What is needed: How many lines of the data include the string "patient"? State the number and nothing else.

+ + + + +

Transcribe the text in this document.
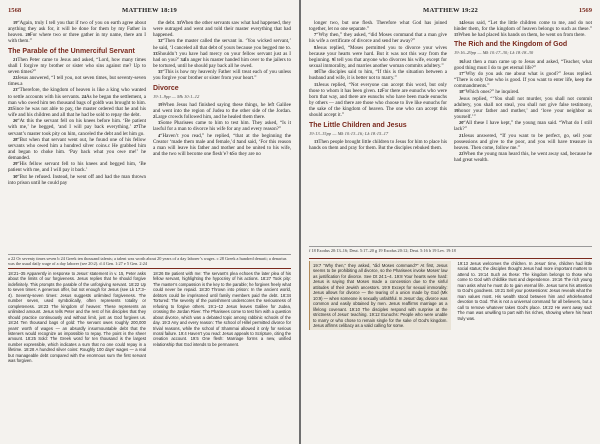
1568	MATTHEW 18:19

19“Again, truly I tell you that if two of you on earth agree about anything they ask for, it will be done for them by my Father in heaven. 20For where two or three gather in my name, there am I with them.”

The Parable of the Unmerciful Servant

21Then Peter came to Jesus and asked, “Lord, how many times shall I forgive my brother or sister who sins against me? Up to seven times?”

22Jesus answered, “I tell you, not seven times, but seventy-seven times.a

23“Therefore, the kingdom of heaven is like a king who wanted to settle accounts with his servants. 24As he began the settlement, a man who owed him ten thousand bags of goldb was brought to him. 25Since he was not able to pay, the master ordered that he and his wife and his children and all that he had be sold to repay the debt.

26“At this the servant fell on his knees before him. ‘Be patient with me,’ he begged, ‘and I will pay back everything.’ 27The servant’s master took pity on him, canceled the debt and let him go.

28“But when that servant went out, he found one of his fellow servants who owed him a hundred silver coins.c He grabbed him and began to choke him. ‘Pay back what you owe me!’ he demanded.

29“His fellow servant fell to his knees and begged him, ‘Be patient with me, and I will pay it back.’

30“But he refused. Instead, he went off and had the man thrown into prison until he could pay

the debt. 31When the other servants saw what had happened, they were outraged and went and told their master everything that had happened.

32“Then the master called the servant in. ‘You wicked servant,’ he said, ‘I canceled all that debt of yours because you begged me to. 33Shouldn’t you have had mercy on your fellow servant just as I had on you?’ 34In anger his master handed him over to the jailers to be tortured, until he should pay back all he owed.

35“This is how my heavenly Father will treat each of you unless you forgive your brother or sister from your heart.”

Divorce
19:1–9pp — Mk 10:1–12

19When Jesus had finished saying these things, he left Galilee and went into the region of Judea to the other side of the Jordan. 2Large crowds followed him, and he healed them there.

3Some Pharisees came to him to test him. They asked, “Is it lawful for a man to divorce his wife for any and every reason?”

4“Haven’t you read,” he replied, “that at the beginning the Creator ‘made them male and female,’d 5and said, ‘For this reason a man will leave his father and mother and be united to his wife, and the two will become one flesh’e? 6So they are no

a 22 Or seventy times seven b 24 Greek ten thousand talents; a talent was worth about 20 years of a day laborer’s wages. c 28 Greek a hundred denarii; a denarius was the usual daily wage of a day laborer (see 20:2). d 4 Gen. 1:27 e 5 Gen. 2:24
18:21–35 Apparently in response to Jesus’ statement in v. 15, Peter asks about the limits of our forgiveness. Jesus replies that he should forgive indefinitely. This prompts the parable of the unforgiving servant. 18:22 Up to seven times: A generous offer, but not enough for Jesus (see Lk 17:3–4). Seventy-seven times: Jesus suggests unlimited forgiveness. The number seven, used symbolically, often represents totality or completeness. 18:23 The kingdom of heaven: These represents an unlimited amount. Jesus tells Peter and the rest of his disciples that they should practice continuously and without limit, just as God forgives us. 18:24 Ten thousand bags of gold: The servant owes roughly 200,000 years’ worth of wages — an absurdly insurmountable debt that the listeners would recognize as impossible to repay. The point is the sheer amount. 18:25 Sold: The Greek word for ten thousand is the largest number expressible, which indicates a sum that no one could repay in a lifetime. 18:28 A hundred silver coins: Roughly 100 days’ wages — a real but manageable debt compared with the enormous sum the first servant was forgiven.
18:26 Be patient with me: The servant’s plea echoes the later plea of his fellow servant, highlighting the hypocrisy of his actions. 18:27 Took pity: The master’s compassion is the key to the parable; he forgives freely what could never be repaid. 18:30 Thrown into prison: In the ancient world, debtors could be imprisoned until family members paid the debt. 18:34 Tortured: The severity of the punishment underscores the seriousness of refusing to forgive others. 19:1–12 Jesus leaves Galilee for Judea, crossing the Jordan River. The Pharisees come to test him with a question about divorce, which was a debated topic among rabbinic schools of the day. 19:3 Any and every reason: The school of Hillel permitted divorce for trivial reasons, while the school of Shammai allowed it only for serious moral failure. 19:4 Haven’t you read: Jesus appeals to Scripture, citing the creation account. 19:5 One flesh: Marriage forms a new, unified relationship that God intends to be permanent.
MATTHEW 19:22	1569

longer two, but one flesh. Therefore what God has joined together, let no one separate.”

7“Why then,” they asked, “did Moses command that a man give his wife a certificate of divorce and send her away?”

8Jesus replied, “Moses permitted you to divorce your wives because your hearts were hard. But it was not this way from the beginning. 9I tell you that anyone who divorces his wife, except for sexual immorality, and marries another woman commits adultery.”

10The disciples said to him, “If this is the situation between a husband and wife, it is better not to marry.”

11Jesus replied, “Not everyone can accept this word, but only those to whom it has been given. 12For there are eunuchs who were born that way, and there are eunuchs who have been made eunuchs by others — and there are those who choose to live like eunuchs for the sake of the kingdom of heaven. The one who can accept this should accept it.”

The Little Children and Jesus
19:13–15pp — Mk 10:13–16; Lk 18:15–17

13Then people brought little children to Jesus for him to place his hands on them and pray for them. But the disciples rebuked them.

14Jesus said, “Let the little children come to me, and do not hinder them, for the kingdom of heaven belongs to such as these.” 15When he had placed his hands on them, he went on from there.

The Rich and the Kingdom of God
19:16–29pp — Mk 10:17–30; Lk 18:18–30

16Just then a man came up to Jesus and asked, “Teacher, what good thing must I do to get eternal life?”

17“Why do you ask me about what is good?” Jesus replied. “There is only One who is good. If you want to enter life, keep the commandments.”

18“Which ones?” he inquired.

Jesus replied, “‘You shall not murder, you shall not commit adultery, you shall not steal, you shall not give false testimony, 19honor your father and mother,’ and ‘love your neighbor as yourself.’”

20“All these I have kept,” the young man said. “What do I still lack?”

21Jesus answered, “If you want to be perfect, go, sell your possessions and give to the poor, and you will have treasure in heaven. Then come, follow me.”

22When the young man heard this, he went away sad, because he had great wealth.

f 18 Exodus 20:13–16; Deut. 5:17–20 g 19 Exodus 20:12; Deut. 5:16 h 19 Lev. 19:18
19:7 “Why then,” they asked, “did Moses command?” At first, Jesus seems to be prohibiting all divorce, so the Pharisees invoke Moses’ law as justification for divorce. See Dt 24:1–4. 19:8 Your hearts were hard: Jesus is saying that Moses made a concession due to the sinful attitudes of their Jewish ancestors. 19:9 Except for sexual immorality: Jesus allows for divorce — the tearing of a union made by God (Mk 10:9) — when someone is sexually unfaithful. In Jesus’ day, divorce was common and easily obtained by men. Jesus reaffirms marriage as a lifelong covenant. 19:10 The disciples respond with surprise at the strictness of Jesus’ teaching. 19:12 Eunuchs: People who were unable to marry or who chose to remain single for the sake of God’s kingdom. Jesus affirms celibacy as a valid calling for some.
19:13 Jesus welcomes the children. In Jesus’ time, children had little social status; the disciples thought Jesus had more important matters to attend to. 19:14 Such as these: The kingdom belongs to those who come to God with childlike trust and dependence. 19:16 The rich young man asks what he must do to gain eternal life. Jesus turns his attention to God’s goodness. 19:21 Sell your possessions: Jesus reveals what the man values most. His wealth stood between him and wholehearted devotion to God. This is not a universal command for all believers, but a call to remove whatever takes God’s place. 19:22 He went away sad: The man was unwilling to part with his riches, showing where his heart truly was.
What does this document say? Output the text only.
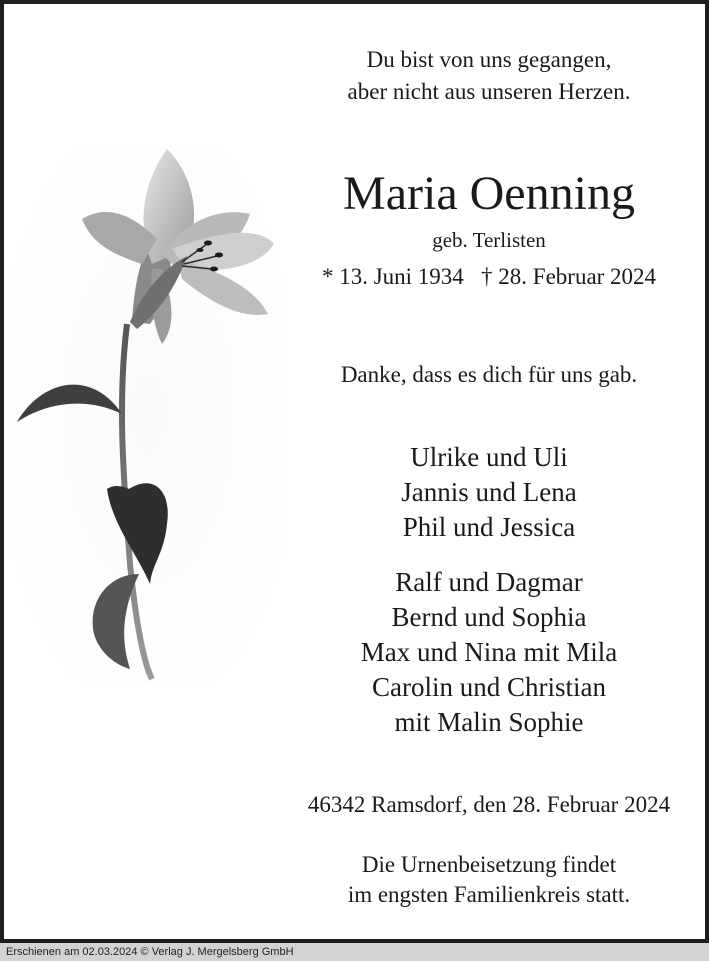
Du bist von uns gegangen,
aber nicht aus unseren Herzen.
Maria Oenning
geb. Terlisten
* 13. Juni 1934   † 28. Februar 2024
Danke, dass es dich für uns gab.
Ulrike und Uli
Jannis und Lena
Phil und Jessica
Ralf und Dagmar
Bernd und Sophia
Max und Nina mit Mila
Carolin und Christian
mit Malin Sophie
46342 Ramsdorf, den 28. Februar 2024
Die Urnenbeisetzung findet
im engsten Familienkreis statt.
Erschienen am 02.03.2024 © Verlag J. Mergelsberg GmbH
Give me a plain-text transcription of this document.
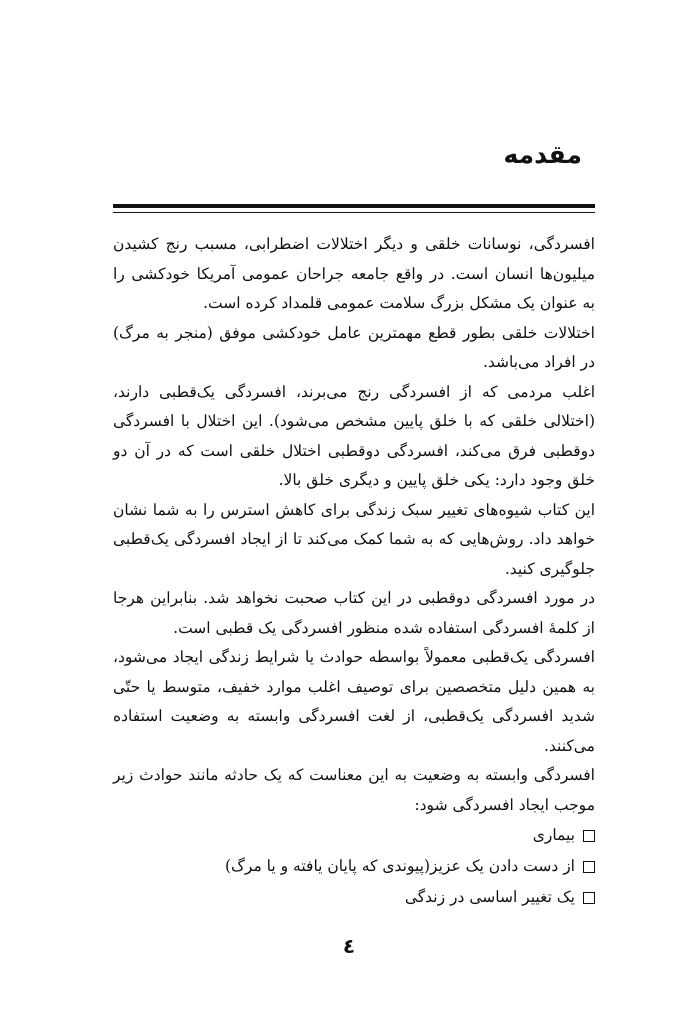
مقدمه

افسردگی، نوسانات خلقی و دیگر اختلالات اضطرابی، مسبب رنج کشیدن میلیون‌ها انسان است. در واقع جامعه جراحان عمومی آمریکا خودکشی را به عنوان یک مشکل بزرگ سلامت عمومی قلمداد کرده است.

اختلالات خلقی بطور قطع مهمترین عامل خودکشی موفق (منجر به مرگ) در افراد می‌باشد.

اغلب مردمی که از افسردگی رنج می‌برند، افسردگی یک‌قطبی دارند، (اختلالی خلقی که با خلق پایین مشخص می‌شود). این اختلال با افسردگی دوقطبی فرق می‌کند، افسردگی دوقطبی اختلال خلقی است که در آن دو خلق وجود دارد: یکی خلق پایین و دیگری خلق بالا.

این کتاب شیوه‌های تغییر سبک زندگی برای کاهش استرس را به شما نشان خواهد داد. روش‌هایی که به شما کمک می‌کند تا از ایجاد افسردگی یک‌قطبی جلوگیری کنید.

در مورد افسردگی دوقطبی در این کتاب صحبت نخواهد شد. بنابراین هرجا از کلمهٔ افسردگی استفاده شده منظور افسردگی یک قطبی است.

افسردگی یک‌قطبی معمولاً بواسطه حوادث یا شرایط زندگی ایجاد می‌شود، به همین دلیل متخصصین برای توصیف اغلب موارد خفیف، متوسط یا حتّی شدید افسردگی یک‌قطبی، از لغت افسردگی وابسته به وضعیت استفاده می‌کنند.

افسردگی وابسته به وضعیت به این معناست که یک حادثه مانند حوادث زیر موجب ایجاد افسردگی شود:

بیماری
از دست دادن یک عزیز(پیوندی که پایان یافته و یا مرگ)
یک تغییر اساسی در زندگی
٤
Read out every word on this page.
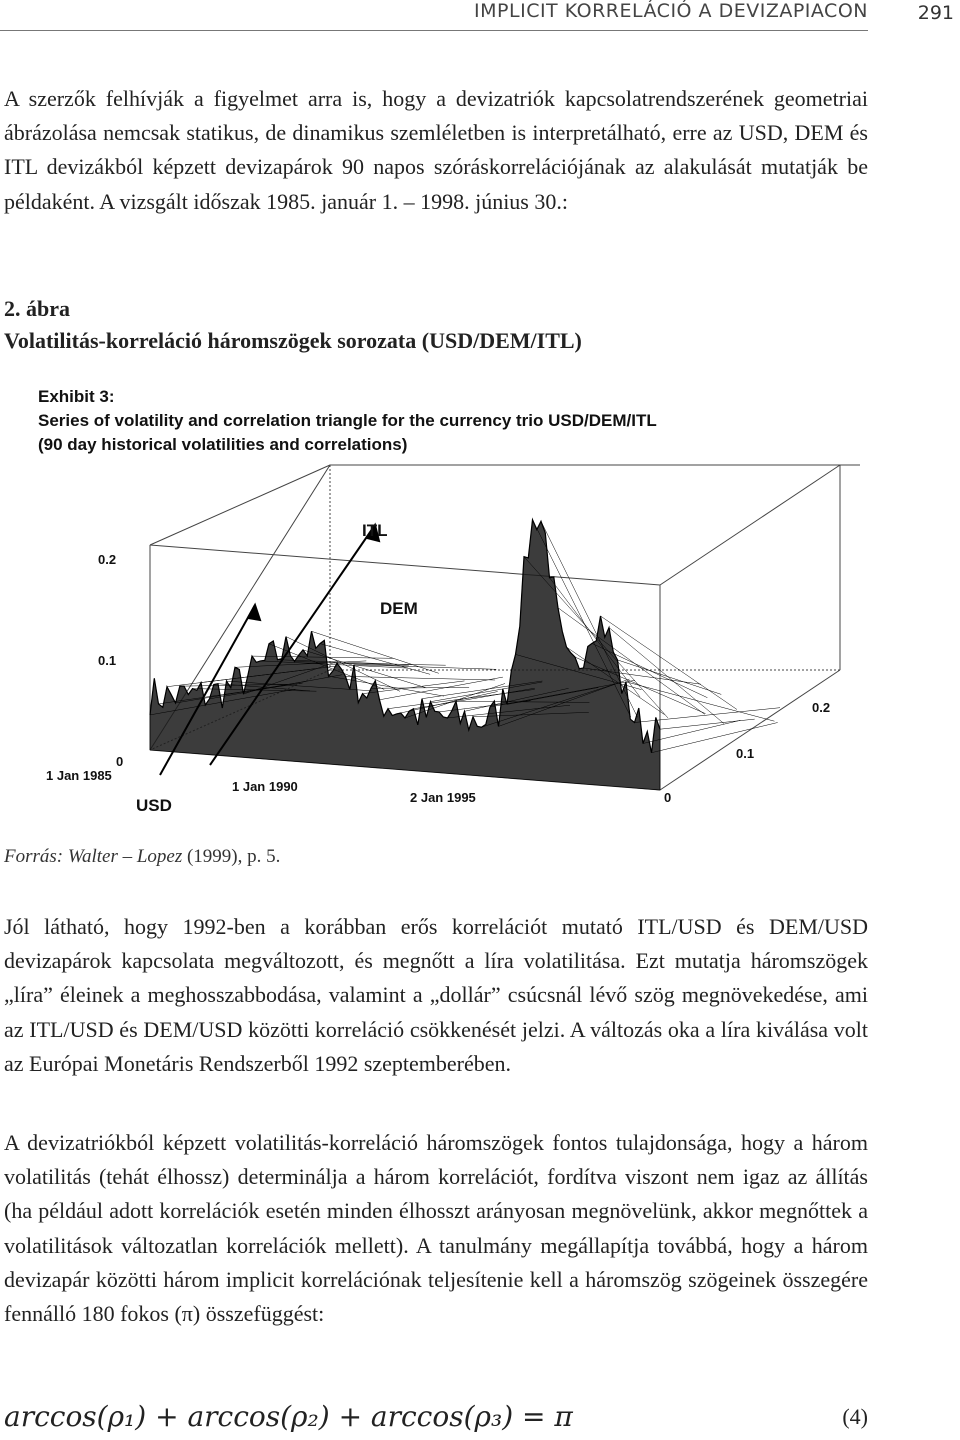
IMPLICIT KORRELÁCIÓ A DEVIZAPIACON	291

A szerzők felhívják a figyelmet arra is, hogy a devizatriók kapcsolatrendszerének geometriai ábrázolása nemcsak statikus, de dinamikus szemléletben is interpretálható, erre az USD, DEM és ITL devizákból képzett devizapárok 90 napos szóráskorrelációjának az alakulását mutatják be példaként. A vizsgált időszak 1985. január 1. – 1998. június 30.:

2. ábra
Volatilitás-korreláció háromszögek sorozata (USD/DEM/ITL)
Exhibit 3:
Series of volatility and correlation triangle for the currency trio USD/DEM/ITL
(90 day historical volatilities and correlations)
0.2
0.1
0
0.2
0.1
0
1 Jan 1985
1 Jan 1990
2 Jan 1995
ITL
DEM
USD
Forrás: Walter – Lopez (1999), p. 5.

Jól látható, hogy 1992-ben a korábban erős korrelációt mutató ITL/USD és DEM/USD devizapárok kapcsolata megváltozott, és megnőtt a líra volatilitása. Ezt mutatja háromszögek „líra” éleinek a meghosszabbodása, valamint a „dollár” csúcsnál lévő szög megnövekedése, ami az ITL/USD és DEM/USD közötti korreláció csökkenését jelzi. A változás oka a líra kiválása volt az Európai Monetáris Rendszerből 1992 szeptemberében.

A devizatriókból képzett volatilitás-korreláció háromszögek fontos tulajdonsága, hogy a három volatilitás (tehát élhossz) determinálja a három korrelációt, fordítva viszont nem igaz az állítás (ha például adott korrelációk esetén minden élhosszt arányosan megnövelünk, akkor megnőttek a volatilitások változatlan korrelációk mellett). A tanulmány megállapítja továbbá, hogy a három devizapár közötti három implicit korrelációnak teljesítenie kell a háromszög szögeinek összegére fennálló 180 fokos (π) összefüggést:

arccos(ρ₁) + arccos(ρ₂) + arccos(ρ₃) = π	(4)
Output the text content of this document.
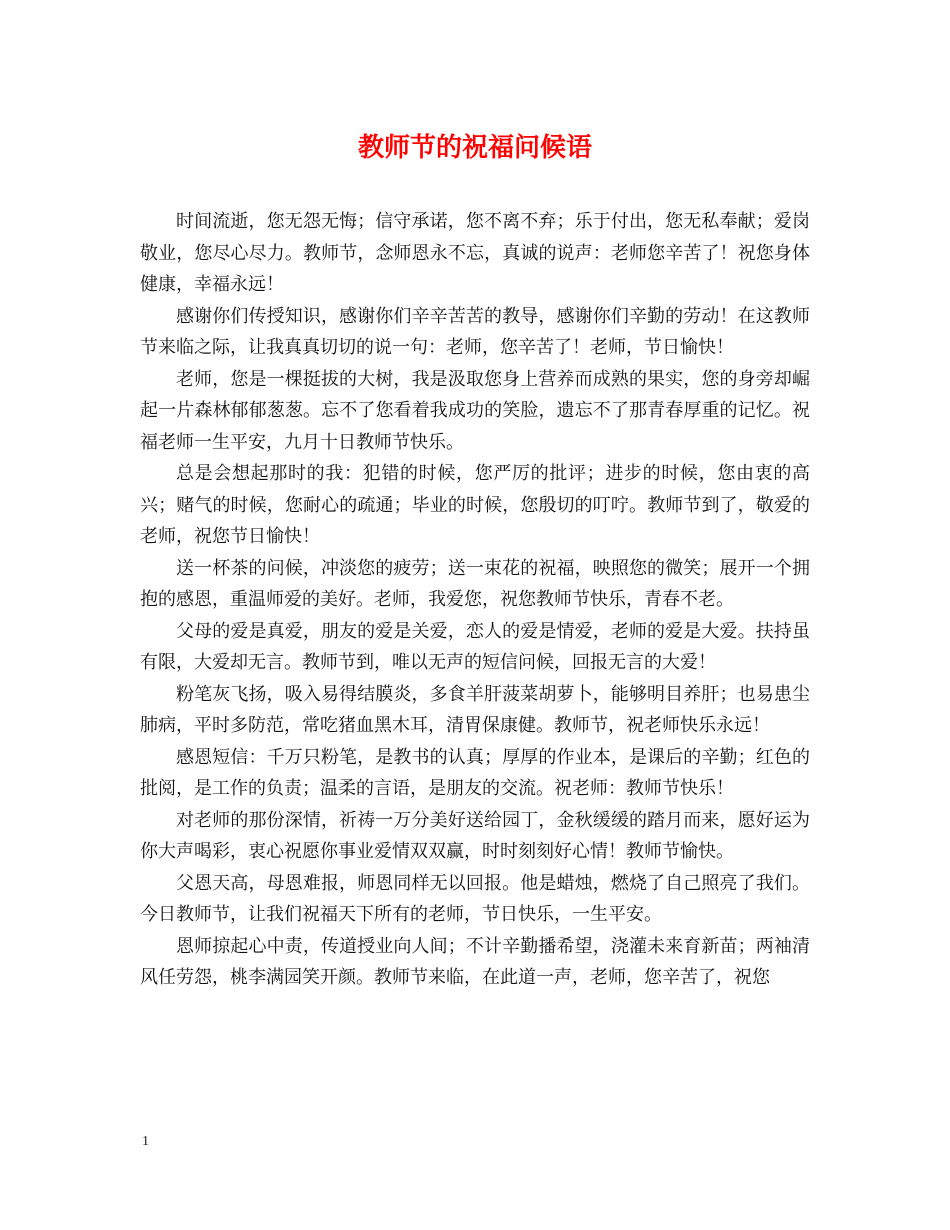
教师节的祝福问候语

时间流逝，您无怨无悔；信守承诺，您不离不弃；乐于付出，您无私奉献；爱岗敬业，您尽心尽力。教师节，念师恩永不忘，真诚的说声：老师您辛苦了！祝您身体健康，幸福永远！

感谢你们传授知识，感谢你们辛辛苦苦的教导，感谢你们辛勤的劳动！在这教师节来临之际，让我真真切切的说一句：老师，您辛苦了！老师，节日愉快！

老师，您是一棵挺拔的大树，我是汲取您身上营养而成熟的果实，您的身旁却崛起一片森林郁郁葱葱。忘不了您看着我成功的笑脸，遗忘不了那青春厚重的记忆。祝福老师一生平安，九月十日教师节快乐。

总是会想起那时的我：犯错的时候，您严厉的批评；进步的时候，您由衷的高兴；赌气的时候，您耐心的疏通；毕业的时候，您殷切的叮咛。教师节到了，敬爱的老师，祝您节日愉快！

送一杯茶的问候，冲淡您的疲劳；送一束花的祝福，映照您的微笑；展开一个拥抱的感恩，重温师爱的美好。老师，我爱您，祝您教师节快乐，青春不老。

父母的爱是真爱，朋友的爱是关爱，恋人的爱是情爱，老师的爱是大爱。扶持虽有限，大爱却无言。教师节到，唯以无声的短信问候，回报无言的大爱！

粉笔灰飞扬，吸入易得结膜炎，多食羊肝菠菜胡萝卜，能够明目养肝；也易患尘肺病，平时多防范，常吃猪血黑木耳，清胃保康健。教师节，祝老师快乐永远！

感恩短信：千万只粉笔，是教书的认真；厚厚的作业本，是课后的辛勤；红色的批阅，是工作的负责；温柔的言语，是朋友的交流。祝老师：教师节快乐！

对老师的那份深情，祈祷一万分美好送给园丁，金秋缓缓的踏月而来，愿好运为你大声喝彩，衷心祝愿你事业爱情双双赢，时时刻刻好心情！教师节愉快。

父恩天高，母恩难报，师恩同样无以回报。他是蜡烛，燃烧了自己照亮了我们。今日教师节，让我们祝福天下所有的老师，节日快乐，一生平安。

恩师掠起心中责，传道授业向人间；不计辛勤播希望，浇灌未来育新苗；两袖清风任劳怨，桃李满园笑开颜。教师节来临，在此道一声，老师，您辛苦了，祝您

1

+ + + + +

Exercise result: 3